═══ SOURCE MATERIAL ═══

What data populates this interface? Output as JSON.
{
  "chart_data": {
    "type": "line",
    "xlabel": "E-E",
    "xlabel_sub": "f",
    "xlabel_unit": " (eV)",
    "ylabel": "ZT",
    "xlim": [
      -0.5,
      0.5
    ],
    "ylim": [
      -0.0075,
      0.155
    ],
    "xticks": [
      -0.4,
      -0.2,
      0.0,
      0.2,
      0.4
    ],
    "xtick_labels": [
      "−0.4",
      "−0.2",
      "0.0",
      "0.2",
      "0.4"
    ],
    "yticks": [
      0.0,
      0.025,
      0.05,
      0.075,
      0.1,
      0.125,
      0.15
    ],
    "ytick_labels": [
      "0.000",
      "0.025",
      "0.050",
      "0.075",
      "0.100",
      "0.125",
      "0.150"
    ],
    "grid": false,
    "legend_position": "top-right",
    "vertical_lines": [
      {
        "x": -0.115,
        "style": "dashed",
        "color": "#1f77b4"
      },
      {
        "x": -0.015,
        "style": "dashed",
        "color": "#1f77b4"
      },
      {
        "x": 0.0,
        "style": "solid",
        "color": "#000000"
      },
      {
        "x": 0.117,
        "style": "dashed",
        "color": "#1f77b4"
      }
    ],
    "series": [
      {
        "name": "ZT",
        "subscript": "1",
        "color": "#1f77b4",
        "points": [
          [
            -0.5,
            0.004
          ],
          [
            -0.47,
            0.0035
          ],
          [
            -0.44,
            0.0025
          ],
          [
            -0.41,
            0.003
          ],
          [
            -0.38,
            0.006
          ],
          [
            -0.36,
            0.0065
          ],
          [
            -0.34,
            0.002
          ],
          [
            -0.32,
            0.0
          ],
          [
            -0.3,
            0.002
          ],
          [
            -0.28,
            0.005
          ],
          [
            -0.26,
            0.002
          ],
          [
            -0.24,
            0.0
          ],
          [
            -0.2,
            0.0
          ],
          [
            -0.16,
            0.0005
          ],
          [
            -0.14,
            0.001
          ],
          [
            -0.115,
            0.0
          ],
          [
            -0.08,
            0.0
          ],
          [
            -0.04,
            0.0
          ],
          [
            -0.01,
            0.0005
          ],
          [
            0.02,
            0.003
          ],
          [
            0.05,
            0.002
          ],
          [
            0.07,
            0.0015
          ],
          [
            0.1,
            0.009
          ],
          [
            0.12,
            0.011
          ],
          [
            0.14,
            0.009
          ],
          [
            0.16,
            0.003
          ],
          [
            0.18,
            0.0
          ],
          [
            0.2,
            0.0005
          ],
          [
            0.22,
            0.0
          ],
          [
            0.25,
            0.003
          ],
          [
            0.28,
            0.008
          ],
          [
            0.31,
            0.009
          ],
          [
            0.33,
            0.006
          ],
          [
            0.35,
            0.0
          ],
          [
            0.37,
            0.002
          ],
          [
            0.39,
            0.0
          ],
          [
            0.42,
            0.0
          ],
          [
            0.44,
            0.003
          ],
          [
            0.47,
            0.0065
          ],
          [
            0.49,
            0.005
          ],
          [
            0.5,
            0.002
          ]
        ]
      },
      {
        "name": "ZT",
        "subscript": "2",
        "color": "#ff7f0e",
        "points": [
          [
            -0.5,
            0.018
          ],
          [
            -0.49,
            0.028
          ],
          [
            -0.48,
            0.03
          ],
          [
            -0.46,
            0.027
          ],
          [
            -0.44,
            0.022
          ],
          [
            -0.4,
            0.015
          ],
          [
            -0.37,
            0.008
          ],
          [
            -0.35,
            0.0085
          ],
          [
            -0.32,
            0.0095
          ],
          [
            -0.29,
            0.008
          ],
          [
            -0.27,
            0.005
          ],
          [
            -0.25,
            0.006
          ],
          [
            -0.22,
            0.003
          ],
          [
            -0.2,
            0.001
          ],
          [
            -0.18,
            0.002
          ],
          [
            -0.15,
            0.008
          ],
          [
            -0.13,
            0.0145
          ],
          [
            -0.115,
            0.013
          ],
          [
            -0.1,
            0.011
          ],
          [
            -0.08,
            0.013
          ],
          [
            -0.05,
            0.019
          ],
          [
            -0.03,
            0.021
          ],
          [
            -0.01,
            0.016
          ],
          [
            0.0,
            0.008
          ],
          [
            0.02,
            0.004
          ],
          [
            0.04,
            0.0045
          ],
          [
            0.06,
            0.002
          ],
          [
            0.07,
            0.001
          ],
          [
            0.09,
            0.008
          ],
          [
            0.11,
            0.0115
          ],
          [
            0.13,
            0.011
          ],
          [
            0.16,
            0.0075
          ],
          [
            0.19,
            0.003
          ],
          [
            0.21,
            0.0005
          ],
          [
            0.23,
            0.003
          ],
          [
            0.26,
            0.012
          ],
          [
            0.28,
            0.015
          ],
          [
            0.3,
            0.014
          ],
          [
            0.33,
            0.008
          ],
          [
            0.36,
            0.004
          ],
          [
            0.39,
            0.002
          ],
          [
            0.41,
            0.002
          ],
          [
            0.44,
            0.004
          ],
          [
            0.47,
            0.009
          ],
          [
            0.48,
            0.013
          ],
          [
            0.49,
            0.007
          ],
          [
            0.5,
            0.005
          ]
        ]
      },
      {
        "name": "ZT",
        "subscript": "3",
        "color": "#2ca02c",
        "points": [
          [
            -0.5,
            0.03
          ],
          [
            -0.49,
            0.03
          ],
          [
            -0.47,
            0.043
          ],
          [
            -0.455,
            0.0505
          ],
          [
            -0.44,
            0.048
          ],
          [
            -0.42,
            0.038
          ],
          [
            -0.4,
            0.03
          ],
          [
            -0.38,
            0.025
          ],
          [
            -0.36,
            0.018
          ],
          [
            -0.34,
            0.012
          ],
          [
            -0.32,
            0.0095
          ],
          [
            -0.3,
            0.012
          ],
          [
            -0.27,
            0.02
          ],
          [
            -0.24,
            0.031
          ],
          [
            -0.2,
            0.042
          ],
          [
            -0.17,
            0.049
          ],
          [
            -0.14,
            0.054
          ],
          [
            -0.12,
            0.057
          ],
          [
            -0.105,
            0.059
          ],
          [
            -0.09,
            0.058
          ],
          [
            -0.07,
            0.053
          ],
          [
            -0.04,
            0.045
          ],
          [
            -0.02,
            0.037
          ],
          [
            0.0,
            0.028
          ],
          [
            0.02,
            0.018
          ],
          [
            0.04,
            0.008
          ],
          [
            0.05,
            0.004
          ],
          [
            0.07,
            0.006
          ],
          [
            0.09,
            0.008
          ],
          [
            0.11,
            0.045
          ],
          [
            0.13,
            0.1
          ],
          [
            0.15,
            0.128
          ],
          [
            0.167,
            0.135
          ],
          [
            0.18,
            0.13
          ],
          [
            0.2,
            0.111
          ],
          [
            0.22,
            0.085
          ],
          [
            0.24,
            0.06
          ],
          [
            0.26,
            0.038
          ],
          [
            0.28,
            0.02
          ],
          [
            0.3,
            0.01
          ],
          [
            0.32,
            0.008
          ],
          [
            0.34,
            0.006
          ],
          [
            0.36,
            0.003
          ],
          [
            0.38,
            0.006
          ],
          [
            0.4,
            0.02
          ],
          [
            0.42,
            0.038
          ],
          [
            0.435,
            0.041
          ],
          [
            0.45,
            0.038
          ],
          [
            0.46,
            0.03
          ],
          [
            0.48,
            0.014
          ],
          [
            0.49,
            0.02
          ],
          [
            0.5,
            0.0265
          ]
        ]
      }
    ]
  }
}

═══

**OBJECTIVE**
Can you reproduce all the material exactly?

**THE SOLUTION**
What data populates this interface? Output as JSON.
{
  "chart_data": {
    "type": "line",
    "xlabel": "E-E",
    "xlabel_sub": "f",
    "xlabel_unit": " (eV)",
    "ylabel": "ZT",
    "xlim": [
      -0.5,
      0.5
    ],
    "ylim": [
      -0.0075,
      0.155
    ],
    "xticks": [
      -0.4,
      -0.2,
      0.0,
      0.2,
      0.4
    ],
    "xtick_labels": [
      "−0.4",
      "−0.2",
      "0.0",
      "0.2",
      "0.4"
    ],
    "yticks": [
      0.0,
      0.025,
      0.05,
      0.075,
      0.1,
      0.125,
      0.15
    ],
    "ytick_labels": [
      "0.000",
      "0.025",
      "0.050",
      "0.075",
      "0.100",
      "0.125",
      "0.150"
    ],
    "grid": false,
    "legend_position": "top-right",
    "vertical_lines": [
      {
        "x": -0.115,
        "style": "dashed",
        "color": "#1f77b4"
      },
      {
        "x": -0.015,
        "style": "dashed",
        "color": "#1f77b4"
      },
      {
        "x": 0.0,
        "style": "solid",
        "color": "#000000"
      },
      {
        "x": 0.117,
        "style": "dashed",
        "color": "#1f77b4"
      }
    ],
    "series": [
      {
        "name": "ZT",
        "subscript": "1",
        "color": "#1f77b4",
        "points": [
          [
            -0.5,
            0.004
          ],
          [
            -0.47,
            0.0035
          ],
          [
            -0.44,
            0.0025
          ],
          [
            -0.41,
            0.003
          ],
          [
            -0.38,
            0.006
          ],
          [
            -0.36,
            0.0065
          ],
          [
            -0.34,
            0.002
          ],
          [
            -0.32,
            0.0
          ],
          [
            -0.3,
            0.002
          ],
          [
            -0.28,
            0.005
          ],
          [
            -0.26,
            0.002
          ],
          [
            -0.24,
            0.0
          ],
          [
            -0.2,
            0.0
          ],
          [
            -0.16,
            0.0005
          ],
          [
            -0.14,
            0.001
          ],
          [
            -0.115,
            0.0
          ],
          [
            -0.08,
            0.0
          ],
          [
            -0.04,
            0.0
          ],
          [
            -0.01,
            0.0005
          ],
          [
            0.02,
            0.003
          ],
          [
            0.05,
            0.002
          ],
          [
            0.07,
            0.0015
          ],
          [
            0.1,
            0.009
          ],
          [
            0.12,
            0.011
          ],
          [
            0.14,
            0.009
          ],
          [
            0.16,
            0.003
          ],
          [
            0.18,
            0.0
          ],
          [
            0.2,
            0.0005
          ],
          [
            0.22,
            0.0
          ],
          [
            0.25,
            0.003
          ],
          [
            0.28,
            0.008
          ],
          [
            0.31,
            0.009
          ],
          [
            0.33,
            0.006
          ],
          [
            0.35,
            0.0
          ],
          [
            0.37,
            0.002
          ],
          [
            0.39,
            0.0
          ],
          [
            0.42,
            0.0
          ],
          [
            0.44,
            0.003
          ],
          [
            0.47,
            0.0065
          ],
          [
            0.49,
            0.005
          ],
          [
            0.5,
            0.002
          ]
        ]
      },
      {
        "name": "ZT",
        "subscript": "2",
        "color": "#ff7f0e",
        "points": [
          [
            -0.5,
            0.018
          ],
          [
            -0.49,
            0.028
          ],
          [
            -0.48,
            0.03
          ],
          [
            -0.46,
            0.027
          ],
          [
            -0.44,
            0.022
          ],
          [
            -0.4,
            0.015
          ],
          [
            -0.37,
            0.008
          ],
          [
            -0.35,
            0.0085
          ],
          [
            -0.32,
            0.0095
          ],
          [
            -0.29,
            0.008
          ],
          [
            -0.27,
            0.005
          ],
          [
            -0.25,
            0.006
          ],
          [
            -0.22,
            0.003
          ],
          [
            -0.2,
            0.001
          ],
          [
            -0.18,
            0.002
          ],
          [
            -0.15,
            0.008
          ],
          [
            -0.13,
            0.0145
          ],
          [
            -0.115,
            0.013
          ],
          [
            -0.1,
            0.011
          ],
          [
            -0.08,
            0.013
          ],
          [
            -0.05,
            0.019
          ],
          [
            -0.03,
            0.021
          ],
          [
            -0.01,
            0.016
          ],
          [
            0.0,
            0.008
          ],
          [
            0.02,
            0.004
          ],
          [
            0.04,
            0.0045
          ],
          [
            0.06,
            0.002
          ],
          [
            0.07,
            0.001
          ],
          [
            0.09,
            0.008
          ],
          [
            0.11,
            0.0115
          ],
          [
            0.13,
            0.011
          ],
          [
            0.16,
            0.0075
          ],
          [
            0.19,
            0.003
          ],
          [
            0.21,
            0.0005
          ],
          [
            0.23,
            0.003
          ],
          [
            0.26,
            0.012
          ],
          [
            0.28,
            0.015
          ],
          [
            0.3,
            0.014
          ],
          [
            0.33,
            0.008
          ],
          [
            0.36,
            0.004
          ],
          [
            0.39,
            0.002
          ],
          [
            0.41,
            0.002
          ],
          [
            0.44,
            0.004
          ],
          [
            0.47,
            0.009
          ],
          [
            0.48,
            0.013
          ],
          [
            0.49,
            0.007
          ],
          [
            0.5,
            0.005
          ]
        ]
      },
      {
        "name": "ZT",
        "subscript": "3",
        "color": "#2ca02c",
        "points": [
          [
            -0.5,
            0.03
          ],
          [
            -0.49,
            0.03
          ],
          [
            -0.47,
            0.043
          ],
          [
            -0.455,
            0.0505
          ],
          [
            -0.44,
            0.048
          ],
          [
            -0.42,
            0.038
          ],
          [
            -0.4,
            0.03
          ],
          [
            -0.38,
            0.025
          ],
          [
            -0.36,
            0.018
          ],
          [
            -0.34,
            0.012
          ],
          [
            -0.32,
            0.0095
          ],
          [
            -0.3,
            0.012
          ],
          [
            -0.27,
            0.02
          ],
          [
            -0.24,
            0.031
          ],
          [
            -0.2,
            0.042
          ],
          [
            -0.17,
            0.049
          ],
          [
            -0.14,
            0.054
          ],
          [
            -0.12,
            0.057
          ],
          [
            -0.105,
            0.059
          ],
          [
            -0.09,
            0.058
          ],
          [
            -0.07,
            0.053
          ],
          [
            -0.04,
            0.045
          ],
          [
            -0.02,
            0.037
          ],
          [
            0.0,
            0.028
          ],
          [
            0.02,
            0.018
          ],
          [
            0.04,
            0.008
          ],
          [
            0.05,
            0.004
          ],
          [
            0.07,
            0.006
          ],
          [
            0.09,
            0.008
          ],
          [
            0.11,
            0.045
          ],
          [
            0.13,
            0.1
          ],
          [
            0.15,
            0.128
          ],
          [
            0.167,
            0.135
          ],
          [
            0.18,
            0.13
          ],
          [
            0.2,
            0.111
          ],
          [
            0.22,
            0.085
          ],
          [
            0.24,
            0.06
          ],
          [
            0.26,
            0.038
          ],
          [
            0.28,
            0.02
          ],
          [
            0.3,
            0.01
          ],
          [
            0.32,
            0.008
          ],
          [
            0.34,
            0.006
          ],
          [
            0.36,
            0.003
          ],
          [
            0.38,
            0.006
          ],
          [
            0.4,
            0.02
          ],
          [
            0.42,
            0.038
          ],
          [
            0.435,
            0.041
          ],
          [
            0.45,
            0.038
          ],
          [
            0.46,
            0.03
          ],
          [
            0.48,
            0.014
          ],
          [
            0.49,
            0.02
          ],
          [
            0.5,
            0.0265
          ]
        ]
      }
    ]
  }
}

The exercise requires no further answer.